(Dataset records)
# # # # #

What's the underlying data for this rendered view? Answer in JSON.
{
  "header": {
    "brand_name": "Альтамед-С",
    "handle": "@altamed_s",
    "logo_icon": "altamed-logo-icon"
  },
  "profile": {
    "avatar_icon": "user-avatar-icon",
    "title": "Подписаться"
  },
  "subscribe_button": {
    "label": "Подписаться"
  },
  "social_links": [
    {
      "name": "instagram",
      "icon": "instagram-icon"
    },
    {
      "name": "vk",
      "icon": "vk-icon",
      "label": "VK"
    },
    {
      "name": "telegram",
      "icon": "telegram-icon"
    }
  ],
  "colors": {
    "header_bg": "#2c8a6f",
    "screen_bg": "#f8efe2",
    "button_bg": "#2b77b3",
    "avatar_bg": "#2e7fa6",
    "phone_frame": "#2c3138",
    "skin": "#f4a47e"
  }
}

# # # # #

_Task:_ Quote the material exactly, leaving nothing out.

_Result:_
What's the underlying data for this rendered view? Answer in JSON.
{
  "header": {
    "brand_name": "Альтамед-С",
    "handle": "@altamed_s",
    "logo_icon": "altamed-logo-icon"
  },
  "profile": {
    "avatar_icon": "user-avatar-icon",
    "title": "Подписаться"
  },
  "subscribe_button": {
    "label": "Подписаться"
  },
  "social_links": [
    {
      "name": "instagram",
      "icon": "instagram-icon"
    },
    {
      "name": "vk",
      "icon": "vk-icon",
      "label": "VK"
    },
    {
      "name": "telegram",
      "icon": "telegram-icon"
    }
  ],
  "colors": {
    "header_bg": "#2c8a6f",
    "screen_bg": "#f8efe2",
    "button_bg": "#2b77b3",
    "avatar_bg": "#2e7fa6",
    "phone_frame": "#2c3138",
    "skin": "#f4a47e"
  }
}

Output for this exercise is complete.